Instructions for the task:
Pull out all lines from the listing below in which the word "sensor" appears.

Entries supplied:
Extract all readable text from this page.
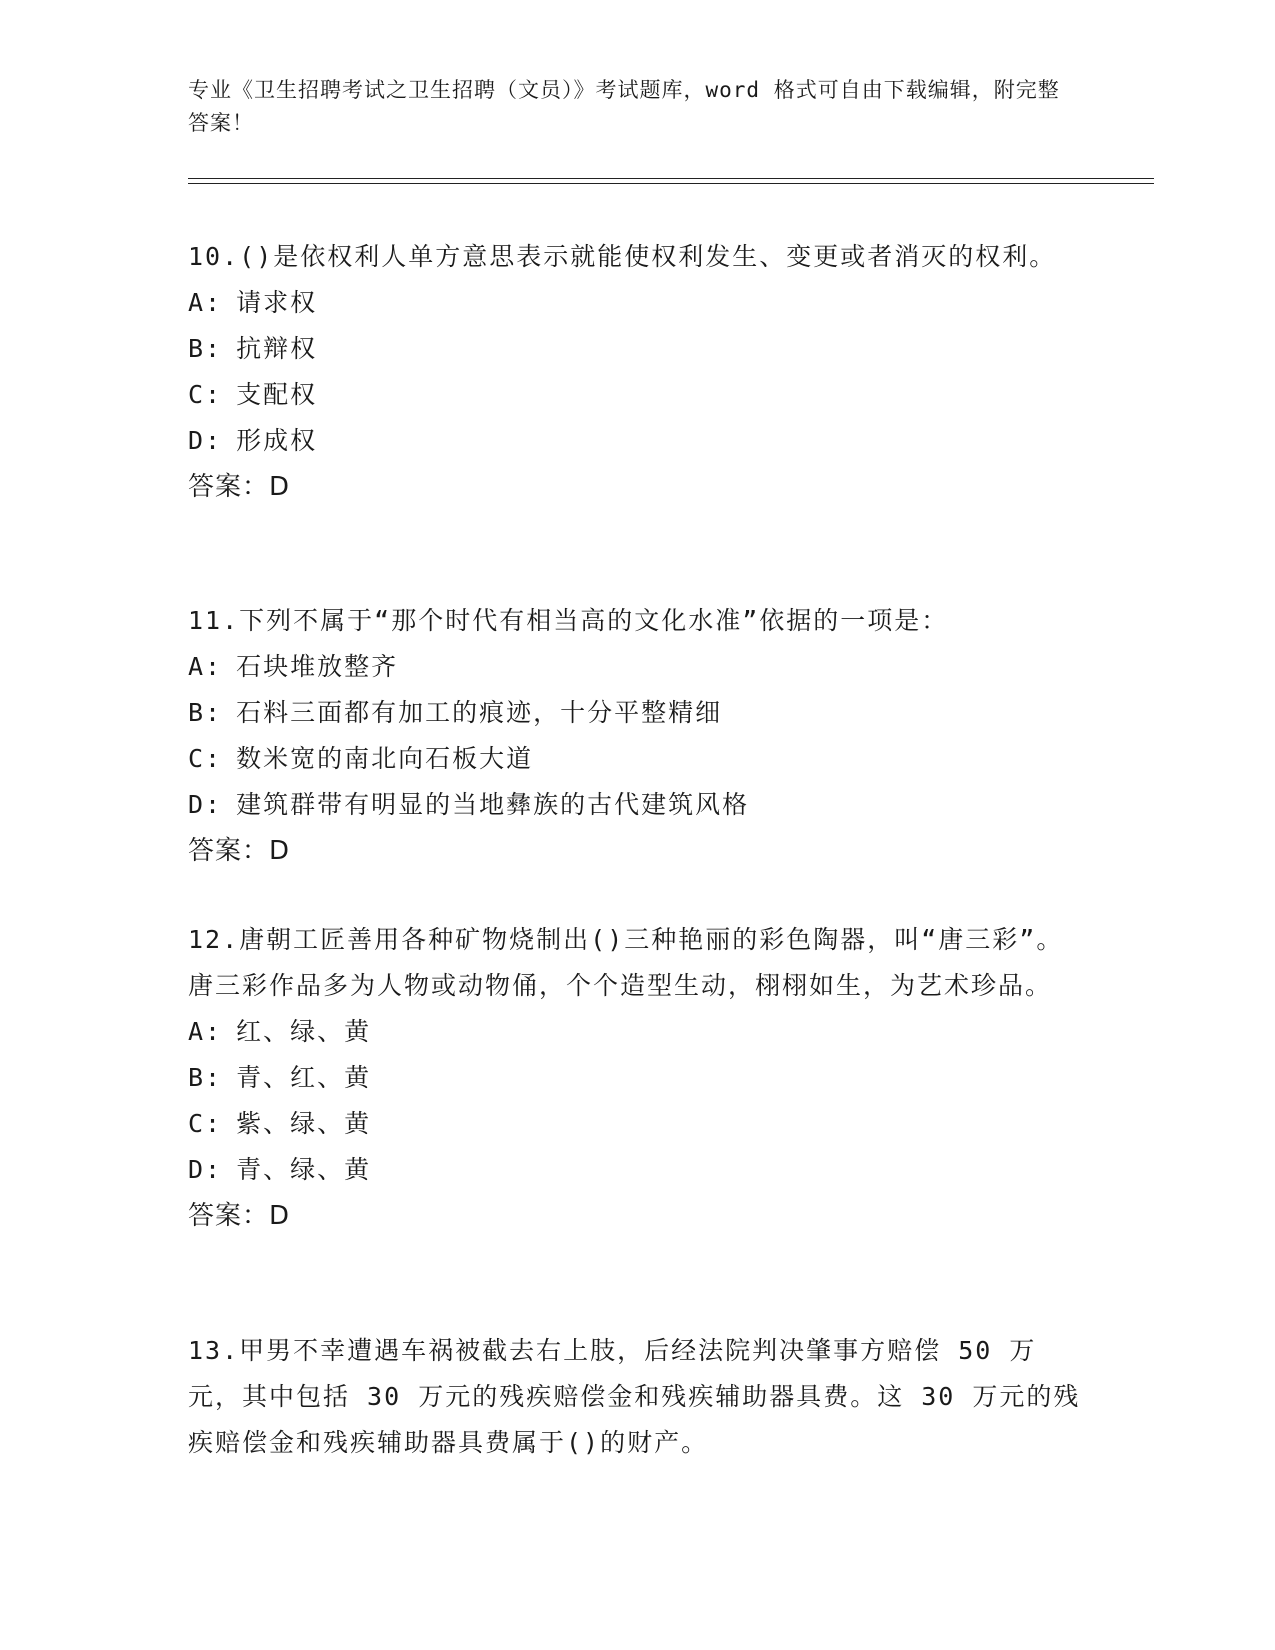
专业《卫生招聘考试之卫生招聘（文员）》考试题库，word 格式可自由下载编辑，附完整答案！
10.()是依权利人单方意思表示就能使权利发生、变更或者消灭的权利。
A: 请求权
B: 抗辩权
C: 支配权
D: 形成权
答案：D
11.下列不属于“那个时代有相当高的文化水准”依据的一项是：
A: 石块堆放整齐
B: 石料三面都有加工的痕迹，十分平整精细
C: 数米宽的南北向石板大道
D: 建筑群带有明显的当地彝族的古代建筑风格
答案：D
12.唐朝工匠善用各种矿物烧制出()三种艳丽的彩色陶器，叫“唐三彩”。唐三彩作品多为人物或动物俑，个个造型生动，栩栩如生，为艺术珍品。
A: 红、绿、黄
B: 青、红、黄
C: 紫、绿、黄
D: 青、绿、黄
答案：D
13.甲男不幸遭遇车祸被截去右上肢，后经法院判决肇事方赔偿 50 万元，其中包括 30 万元的残疾赔偿金和残疾辅助器具费。这 30 万元的残疾赔偿金和残疾辅助器具费属于()的财产。
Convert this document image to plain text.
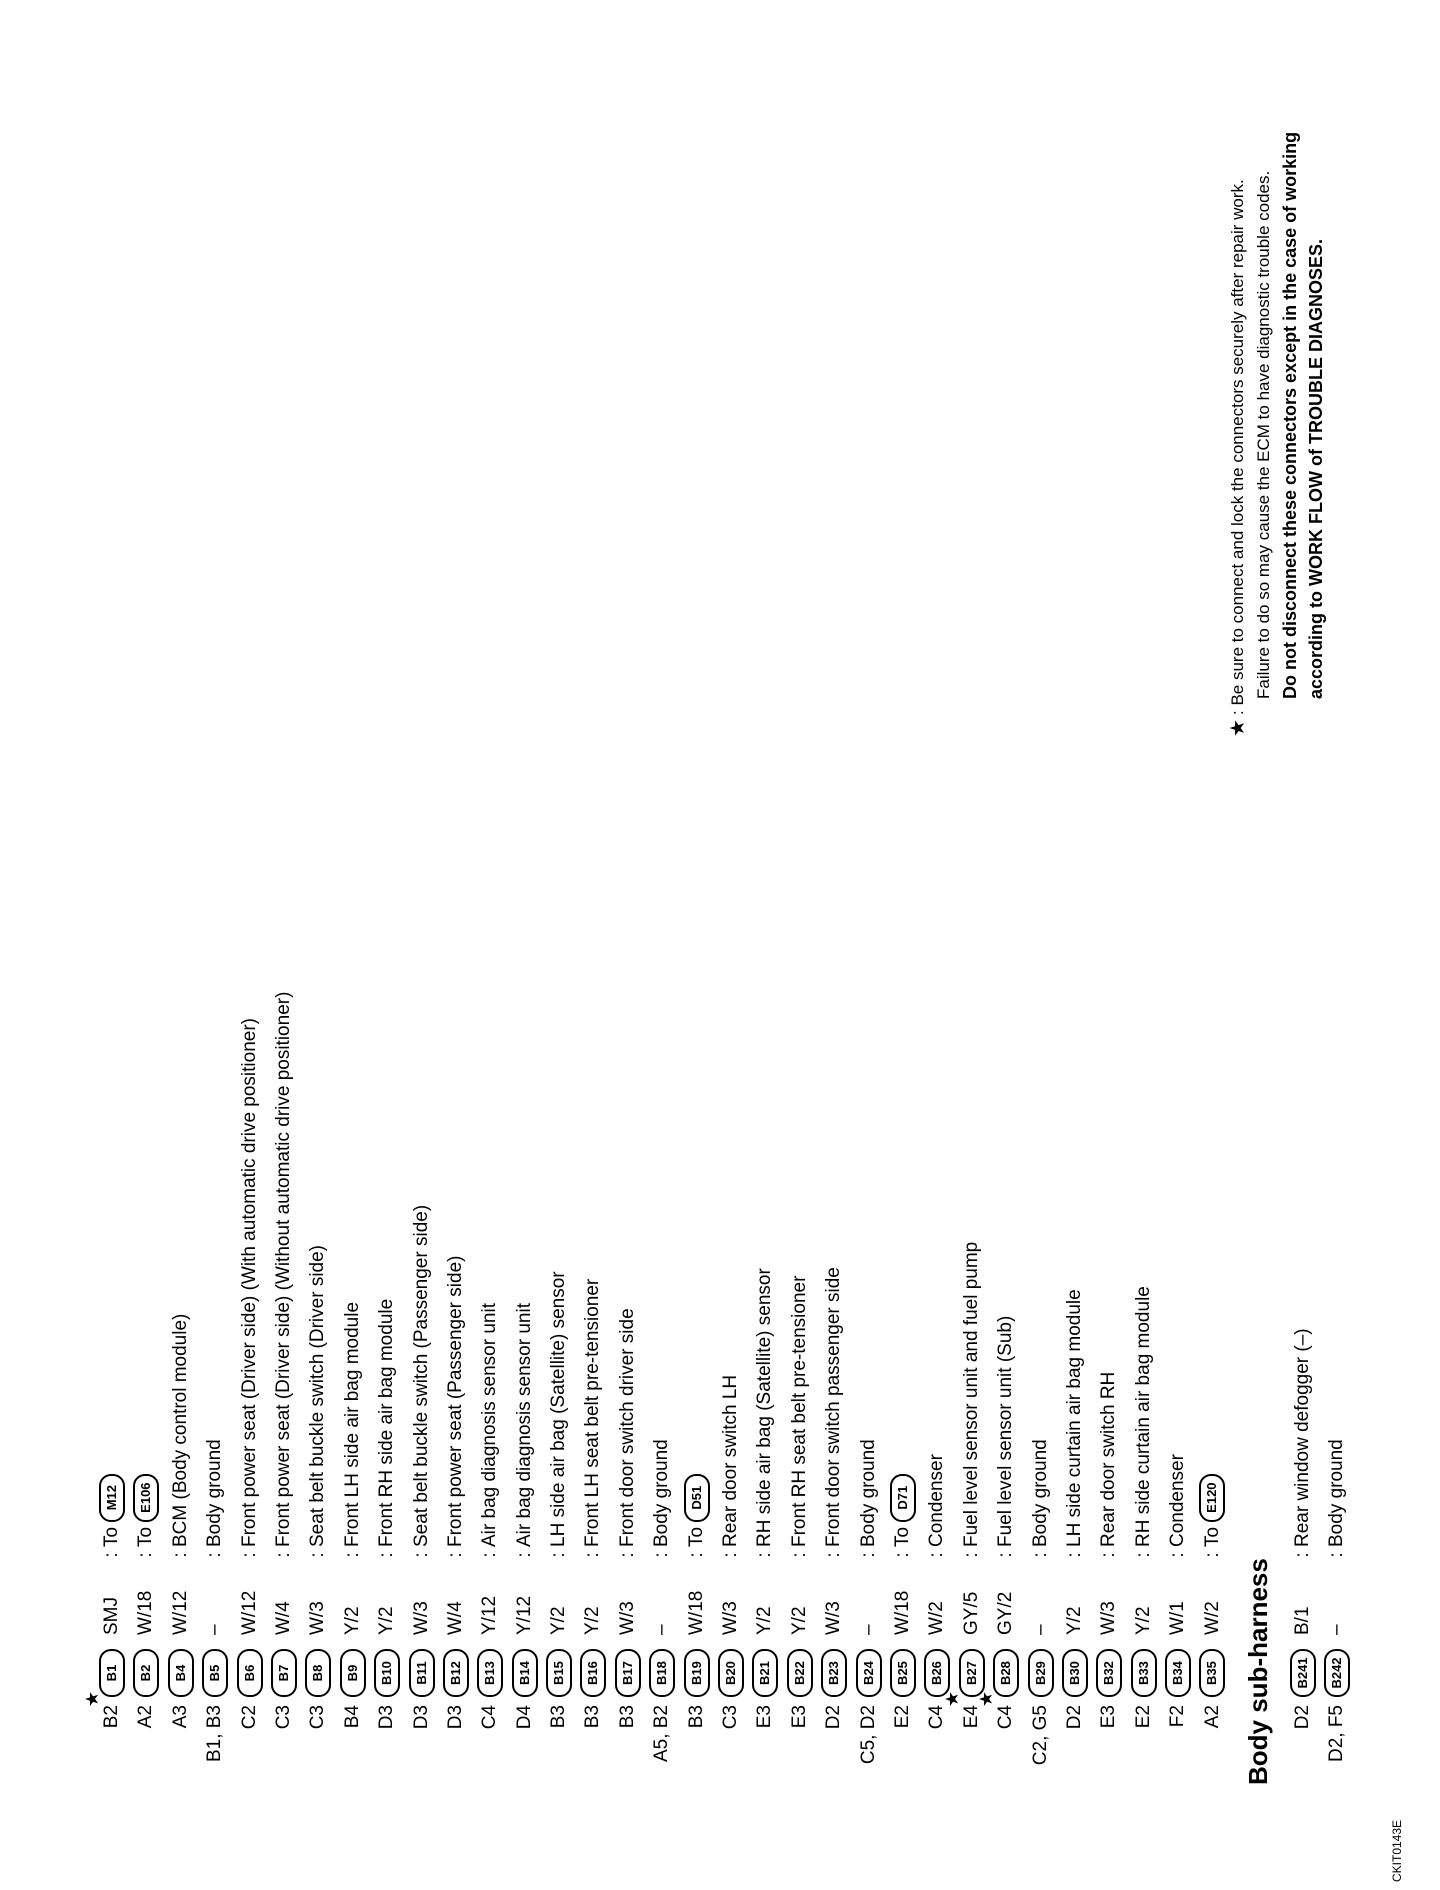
B2
★
B1SMJ:To M12
A2B2W/18:To E106
A3B4W/12:BCM (Body control module)
B1, B3B5–:Body ground
C2B6W/12:Front power seat (Driver side) (With automatic drive positioner)
C3B7W/4:Front power seat (Driver side) (Without automatic drive positioner)
C3B8W/3:Seat belt buckle switch (Driver side)
B4B9Y/2:Front LH side air bag module
D3B10Y/2:Front RH side air bag module
D3B11W/3:Seat belt buckle switch (Passenger side)
D3B12W/4:Front power seat (Passenger side)
C4B13Y/12:Air bag diagnosis sensor unit
D4B14Y/12:Air bag diagnosis sensor unit
B3B15Y/2:LH side air bag (Satellite) sensor
B3B16Y/2:Front LH seat belt pre-tensioner
B3B17W/3:Front door switch driver side
A5, B2B18–:Body ground
B3B19W/18:To D51
C3B20W/3:Rear door switch LH
E3B21Y/2:RH side air bag (Satellite) sensor
E3B22Y/2:Front RH seat belt pre-tensioner
D2B23W/3:Front door switch passenger side
C5, D2B24–:Body ground
E2B25W/18:To D71
C4B26W/2:Condenser
E4
★
B27GY/5:Fuel level sensor unit and fuel pump
C4
★
B28GY/2:Fuel level sensor unit (Sub)
C2, G5B29–:Body ground
D2B30Y/2:LH side curtain air bag module
E3B32W/3:Rear door switch RH
E2B33Y/2:RH side curtain air bag module
F2B34W/1:Condenser
A2B35W/2:To E120
Body sub-harness	D2B241B/1:Rear window defogger (–)
D2, F5B242–:Body ground
★
: Be sure to connect and lock the connectors securely after repair work. Failure to do so may cause the ECM to have diagnostic trouble codes. Do not disconnect these connectors except in the case of working according to WORK FLOW of TROUBLE DIAGNOSES.
CKIT0143E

Solution for this problem:
C4B13Y/12:Air bag diagnosis sensor unit
D4B14Y/12:Air bag diagnosis sensor unit
B3B15Y/2:LH side air bag (Satellite) sensor
E3B21Y/2:RH side air bag (Satellite) sensor
B27GY/5:Fuel level sensor unit and fuel pump
B28GY/2:Fuel level sensor unit (Sub)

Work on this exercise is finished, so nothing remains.